START Records shown
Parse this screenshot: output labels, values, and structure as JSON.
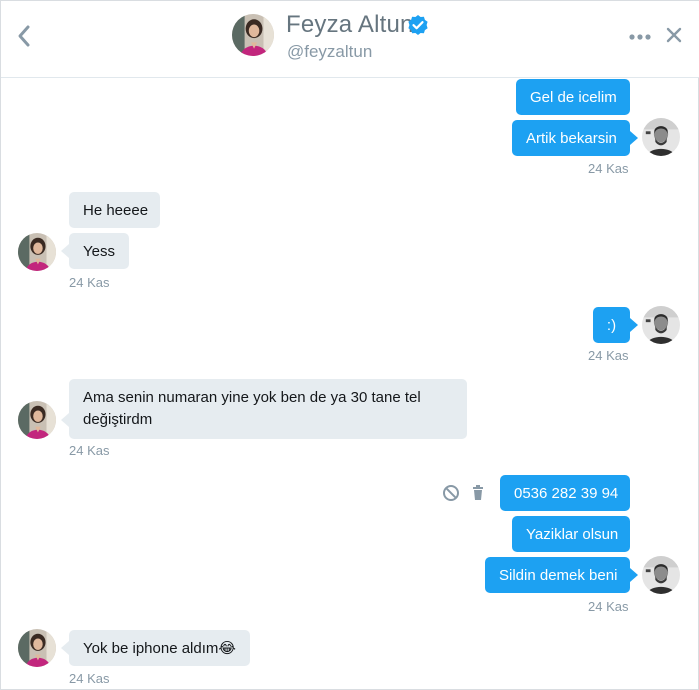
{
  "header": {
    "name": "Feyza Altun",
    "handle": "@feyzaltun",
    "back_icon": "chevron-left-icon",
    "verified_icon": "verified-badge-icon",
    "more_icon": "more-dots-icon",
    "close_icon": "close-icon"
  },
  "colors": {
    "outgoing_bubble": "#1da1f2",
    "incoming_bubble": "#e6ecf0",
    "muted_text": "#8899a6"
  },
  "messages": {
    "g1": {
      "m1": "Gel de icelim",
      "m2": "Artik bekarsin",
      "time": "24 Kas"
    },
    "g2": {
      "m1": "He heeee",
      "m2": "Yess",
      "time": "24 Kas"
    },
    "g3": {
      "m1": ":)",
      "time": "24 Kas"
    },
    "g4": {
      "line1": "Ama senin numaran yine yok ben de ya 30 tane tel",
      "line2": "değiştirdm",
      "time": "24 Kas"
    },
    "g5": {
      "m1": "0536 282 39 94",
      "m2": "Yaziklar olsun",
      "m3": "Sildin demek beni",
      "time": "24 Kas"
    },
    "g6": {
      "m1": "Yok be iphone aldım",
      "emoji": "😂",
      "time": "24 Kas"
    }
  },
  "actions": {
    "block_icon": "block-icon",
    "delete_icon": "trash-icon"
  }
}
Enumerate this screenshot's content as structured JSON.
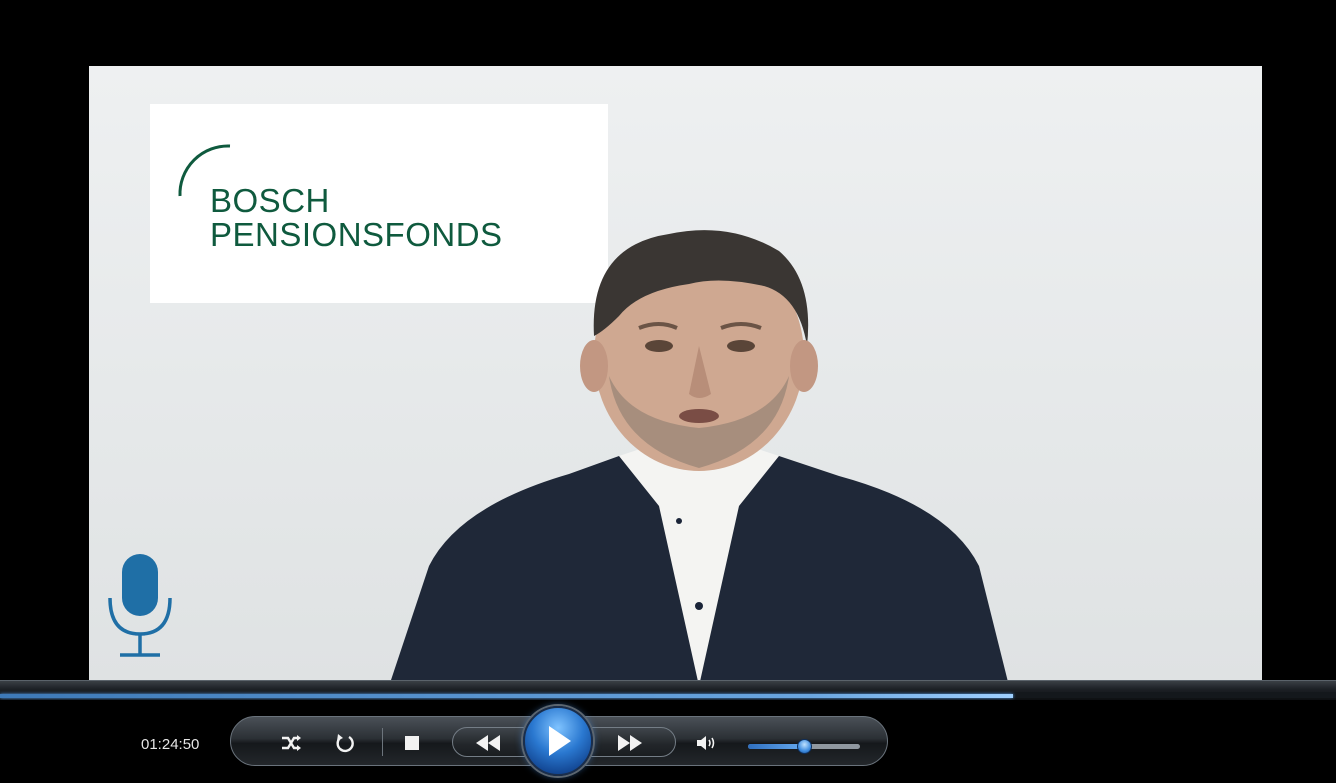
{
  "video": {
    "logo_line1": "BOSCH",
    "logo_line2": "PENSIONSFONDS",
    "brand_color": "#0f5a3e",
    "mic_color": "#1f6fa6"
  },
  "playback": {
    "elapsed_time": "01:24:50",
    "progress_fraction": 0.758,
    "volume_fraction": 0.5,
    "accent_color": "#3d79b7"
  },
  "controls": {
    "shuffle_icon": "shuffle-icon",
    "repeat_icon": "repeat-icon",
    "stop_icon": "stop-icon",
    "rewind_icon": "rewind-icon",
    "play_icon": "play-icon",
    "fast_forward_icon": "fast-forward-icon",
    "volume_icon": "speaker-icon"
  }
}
END Records shown
START Records shown
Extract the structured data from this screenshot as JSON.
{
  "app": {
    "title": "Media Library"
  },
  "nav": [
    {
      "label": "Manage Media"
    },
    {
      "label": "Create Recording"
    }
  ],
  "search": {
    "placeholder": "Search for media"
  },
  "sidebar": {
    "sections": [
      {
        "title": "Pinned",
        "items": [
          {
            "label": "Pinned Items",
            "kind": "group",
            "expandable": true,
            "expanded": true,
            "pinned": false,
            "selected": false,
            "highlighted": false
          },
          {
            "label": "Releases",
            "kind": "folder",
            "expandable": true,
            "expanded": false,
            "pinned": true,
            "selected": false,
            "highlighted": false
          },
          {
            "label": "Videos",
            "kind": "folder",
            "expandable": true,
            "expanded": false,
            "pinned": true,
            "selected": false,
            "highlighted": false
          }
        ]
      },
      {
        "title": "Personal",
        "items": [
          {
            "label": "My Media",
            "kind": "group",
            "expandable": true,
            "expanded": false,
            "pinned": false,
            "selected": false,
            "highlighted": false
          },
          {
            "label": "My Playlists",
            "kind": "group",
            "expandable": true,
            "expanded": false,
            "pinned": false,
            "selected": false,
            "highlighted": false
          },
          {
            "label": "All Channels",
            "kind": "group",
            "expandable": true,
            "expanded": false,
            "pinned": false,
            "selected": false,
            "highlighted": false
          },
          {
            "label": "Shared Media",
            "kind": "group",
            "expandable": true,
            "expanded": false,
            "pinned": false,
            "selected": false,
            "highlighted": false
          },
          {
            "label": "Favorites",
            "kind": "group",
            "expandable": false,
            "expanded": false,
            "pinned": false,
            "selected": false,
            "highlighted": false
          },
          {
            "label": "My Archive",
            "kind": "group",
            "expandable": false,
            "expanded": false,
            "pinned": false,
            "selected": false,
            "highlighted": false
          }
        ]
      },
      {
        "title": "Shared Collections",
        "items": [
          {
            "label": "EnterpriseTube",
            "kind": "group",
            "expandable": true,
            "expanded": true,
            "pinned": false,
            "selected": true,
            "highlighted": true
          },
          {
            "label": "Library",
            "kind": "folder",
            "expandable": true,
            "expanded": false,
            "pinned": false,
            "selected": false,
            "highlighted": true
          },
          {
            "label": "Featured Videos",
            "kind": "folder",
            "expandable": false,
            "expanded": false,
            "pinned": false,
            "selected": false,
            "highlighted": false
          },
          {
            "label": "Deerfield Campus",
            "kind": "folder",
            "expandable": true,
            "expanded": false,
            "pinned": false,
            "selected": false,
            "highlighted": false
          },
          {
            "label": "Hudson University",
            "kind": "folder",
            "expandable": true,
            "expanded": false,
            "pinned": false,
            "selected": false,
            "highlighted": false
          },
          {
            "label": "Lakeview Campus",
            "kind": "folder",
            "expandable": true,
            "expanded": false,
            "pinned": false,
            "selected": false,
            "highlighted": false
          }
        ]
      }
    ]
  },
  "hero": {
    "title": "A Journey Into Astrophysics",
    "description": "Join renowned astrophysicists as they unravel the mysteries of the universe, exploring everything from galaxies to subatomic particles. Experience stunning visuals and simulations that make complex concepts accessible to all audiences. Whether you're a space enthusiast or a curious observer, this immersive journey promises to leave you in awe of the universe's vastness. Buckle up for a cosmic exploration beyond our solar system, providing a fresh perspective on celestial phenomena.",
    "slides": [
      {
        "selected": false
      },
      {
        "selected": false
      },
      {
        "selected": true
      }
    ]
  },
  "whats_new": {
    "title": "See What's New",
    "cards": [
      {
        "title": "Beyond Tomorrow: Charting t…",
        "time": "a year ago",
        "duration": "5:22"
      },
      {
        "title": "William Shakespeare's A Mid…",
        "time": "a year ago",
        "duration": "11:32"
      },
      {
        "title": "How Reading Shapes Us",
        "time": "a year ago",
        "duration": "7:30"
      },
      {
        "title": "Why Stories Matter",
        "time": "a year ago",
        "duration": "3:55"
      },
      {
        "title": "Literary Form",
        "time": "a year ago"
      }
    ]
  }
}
END Records shown
* **Exercise requirements**: From the listing above, collect every line that mentions the word "structured".

* **Exercise answer**:
Enumerate this screenshot's content as structured JSON.
Extract the structured data from this screenshot as JSON.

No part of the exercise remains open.